Dataset items:

>> START

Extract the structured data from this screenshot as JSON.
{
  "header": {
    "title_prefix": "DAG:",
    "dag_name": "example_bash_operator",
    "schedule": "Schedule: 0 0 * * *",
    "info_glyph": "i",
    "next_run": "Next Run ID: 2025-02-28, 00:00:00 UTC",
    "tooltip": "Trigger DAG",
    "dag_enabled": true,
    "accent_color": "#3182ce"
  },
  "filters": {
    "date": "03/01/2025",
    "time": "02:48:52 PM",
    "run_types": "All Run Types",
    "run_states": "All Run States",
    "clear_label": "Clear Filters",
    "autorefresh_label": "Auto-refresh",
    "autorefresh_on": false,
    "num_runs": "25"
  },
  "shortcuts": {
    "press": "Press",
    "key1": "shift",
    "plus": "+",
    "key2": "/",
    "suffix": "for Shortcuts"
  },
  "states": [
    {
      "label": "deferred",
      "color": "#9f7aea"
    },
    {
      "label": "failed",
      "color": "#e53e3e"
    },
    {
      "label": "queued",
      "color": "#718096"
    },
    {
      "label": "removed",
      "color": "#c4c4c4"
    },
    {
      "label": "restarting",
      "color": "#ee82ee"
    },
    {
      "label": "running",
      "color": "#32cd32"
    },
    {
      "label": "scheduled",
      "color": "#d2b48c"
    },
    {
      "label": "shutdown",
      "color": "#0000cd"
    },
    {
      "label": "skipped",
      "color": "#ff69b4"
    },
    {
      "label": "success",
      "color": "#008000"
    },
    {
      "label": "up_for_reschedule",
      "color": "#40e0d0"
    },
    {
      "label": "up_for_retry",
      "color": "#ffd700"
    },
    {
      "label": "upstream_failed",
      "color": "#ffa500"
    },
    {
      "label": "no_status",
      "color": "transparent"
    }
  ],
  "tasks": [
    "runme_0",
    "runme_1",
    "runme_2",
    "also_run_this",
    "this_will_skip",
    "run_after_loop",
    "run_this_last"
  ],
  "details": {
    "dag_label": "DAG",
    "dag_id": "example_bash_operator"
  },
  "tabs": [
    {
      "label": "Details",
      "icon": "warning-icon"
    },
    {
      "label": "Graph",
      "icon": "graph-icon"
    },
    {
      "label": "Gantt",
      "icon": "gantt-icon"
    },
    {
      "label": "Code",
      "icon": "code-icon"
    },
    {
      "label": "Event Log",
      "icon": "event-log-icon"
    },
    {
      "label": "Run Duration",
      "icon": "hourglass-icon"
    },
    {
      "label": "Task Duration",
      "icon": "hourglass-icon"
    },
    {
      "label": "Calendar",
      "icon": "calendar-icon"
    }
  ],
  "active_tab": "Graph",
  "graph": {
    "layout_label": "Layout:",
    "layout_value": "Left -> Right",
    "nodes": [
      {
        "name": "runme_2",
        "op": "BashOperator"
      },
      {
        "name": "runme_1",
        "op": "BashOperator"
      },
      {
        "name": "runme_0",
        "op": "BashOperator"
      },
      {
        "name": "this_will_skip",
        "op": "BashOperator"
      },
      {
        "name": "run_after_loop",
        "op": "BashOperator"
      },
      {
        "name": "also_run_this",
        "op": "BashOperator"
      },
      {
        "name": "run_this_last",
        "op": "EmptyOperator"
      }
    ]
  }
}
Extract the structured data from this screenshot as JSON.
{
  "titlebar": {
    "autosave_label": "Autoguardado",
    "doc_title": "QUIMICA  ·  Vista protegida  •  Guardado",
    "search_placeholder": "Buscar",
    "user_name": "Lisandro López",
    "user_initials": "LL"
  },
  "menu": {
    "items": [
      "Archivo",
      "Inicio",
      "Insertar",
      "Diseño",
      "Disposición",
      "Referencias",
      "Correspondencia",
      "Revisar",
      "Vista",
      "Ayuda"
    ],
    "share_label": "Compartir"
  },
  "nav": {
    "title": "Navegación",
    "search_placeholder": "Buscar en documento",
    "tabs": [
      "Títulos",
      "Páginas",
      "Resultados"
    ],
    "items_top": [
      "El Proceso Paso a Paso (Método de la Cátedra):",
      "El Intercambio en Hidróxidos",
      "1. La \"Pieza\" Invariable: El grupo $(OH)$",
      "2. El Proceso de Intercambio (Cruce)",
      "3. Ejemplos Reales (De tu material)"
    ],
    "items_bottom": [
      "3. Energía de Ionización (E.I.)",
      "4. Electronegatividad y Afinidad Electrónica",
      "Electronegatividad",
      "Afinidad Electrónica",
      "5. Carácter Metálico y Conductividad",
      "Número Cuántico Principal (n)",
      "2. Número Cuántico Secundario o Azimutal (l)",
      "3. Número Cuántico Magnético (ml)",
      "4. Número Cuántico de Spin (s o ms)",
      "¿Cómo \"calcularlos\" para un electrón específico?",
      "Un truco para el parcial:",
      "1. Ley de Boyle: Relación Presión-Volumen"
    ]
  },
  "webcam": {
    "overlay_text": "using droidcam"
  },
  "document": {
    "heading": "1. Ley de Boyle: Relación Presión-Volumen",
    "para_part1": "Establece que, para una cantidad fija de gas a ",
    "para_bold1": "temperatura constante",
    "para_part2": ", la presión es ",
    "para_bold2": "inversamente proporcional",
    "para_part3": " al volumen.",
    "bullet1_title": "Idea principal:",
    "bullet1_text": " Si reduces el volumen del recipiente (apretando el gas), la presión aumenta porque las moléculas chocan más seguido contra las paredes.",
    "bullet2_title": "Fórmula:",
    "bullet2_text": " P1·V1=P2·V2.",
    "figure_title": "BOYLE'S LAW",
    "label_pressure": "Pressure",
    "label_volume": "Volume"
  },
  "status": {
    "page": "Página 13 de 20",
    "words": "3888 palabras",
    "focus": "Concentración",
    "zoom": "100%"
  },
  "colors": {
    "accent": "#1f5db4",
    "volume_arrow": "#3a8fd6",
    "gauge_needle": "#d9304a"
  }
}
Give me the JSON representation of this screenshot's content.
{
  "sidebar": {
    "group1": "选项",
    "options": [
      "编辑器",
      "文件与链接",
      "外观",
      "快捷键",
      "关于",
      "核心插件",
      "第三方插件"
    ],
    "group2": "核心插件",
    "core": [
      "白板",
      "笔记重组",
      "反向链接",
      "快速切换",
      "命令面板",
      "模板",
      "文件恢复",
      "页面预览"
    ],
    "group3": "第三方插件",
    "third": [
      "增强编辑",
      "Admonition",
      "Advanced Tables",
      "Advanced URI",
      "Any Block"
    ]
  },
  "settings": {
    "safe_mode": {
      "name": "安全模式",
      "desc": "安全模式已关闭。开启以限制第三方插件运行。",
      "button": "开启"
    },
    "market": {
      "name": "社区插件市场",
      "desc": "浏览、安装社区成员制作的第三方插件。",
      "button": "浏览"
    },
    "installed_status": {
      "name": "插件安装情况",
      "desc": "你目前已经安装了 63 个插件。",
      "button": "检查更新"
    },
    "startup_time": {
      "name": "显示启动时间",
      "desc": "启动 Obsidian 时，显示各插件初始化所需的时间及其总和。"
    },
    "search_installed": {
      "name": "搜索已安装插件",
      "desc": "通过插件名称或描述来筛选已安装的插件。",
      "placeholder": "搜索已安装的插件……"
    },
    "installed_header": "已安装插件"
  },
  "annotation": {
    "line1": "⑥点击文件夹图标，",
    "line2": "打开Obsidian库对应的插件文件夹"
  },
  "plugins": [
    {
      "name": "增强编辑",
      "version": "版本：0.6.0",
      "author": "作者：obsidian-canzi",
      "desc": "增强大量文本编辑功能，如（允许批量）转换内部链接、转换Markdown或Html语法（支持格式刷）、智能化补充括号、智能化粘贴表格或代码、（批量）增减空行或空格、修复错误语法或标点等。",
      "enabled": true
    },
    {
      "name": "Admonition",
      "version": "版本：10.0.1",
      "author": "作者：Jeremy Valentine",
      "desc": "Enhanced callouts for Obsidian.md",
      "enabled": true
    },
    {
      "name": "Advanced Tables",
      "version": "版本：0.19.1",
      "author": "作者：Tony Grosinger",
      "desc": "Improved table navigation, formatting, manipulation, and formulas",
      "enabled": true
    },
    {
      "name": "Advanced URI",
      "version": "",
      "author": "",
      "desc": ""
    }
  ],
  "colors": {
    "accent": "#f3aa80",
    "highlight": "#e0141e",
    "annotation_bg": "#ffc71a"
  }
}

>> END

Stated problem: Reproduce every line of the listing above in which the string "Intercambio" appears.

The reply:
      "El Intercambio en Hidróxidos",
      "2. El Proceso de Intercambio (Cruce)",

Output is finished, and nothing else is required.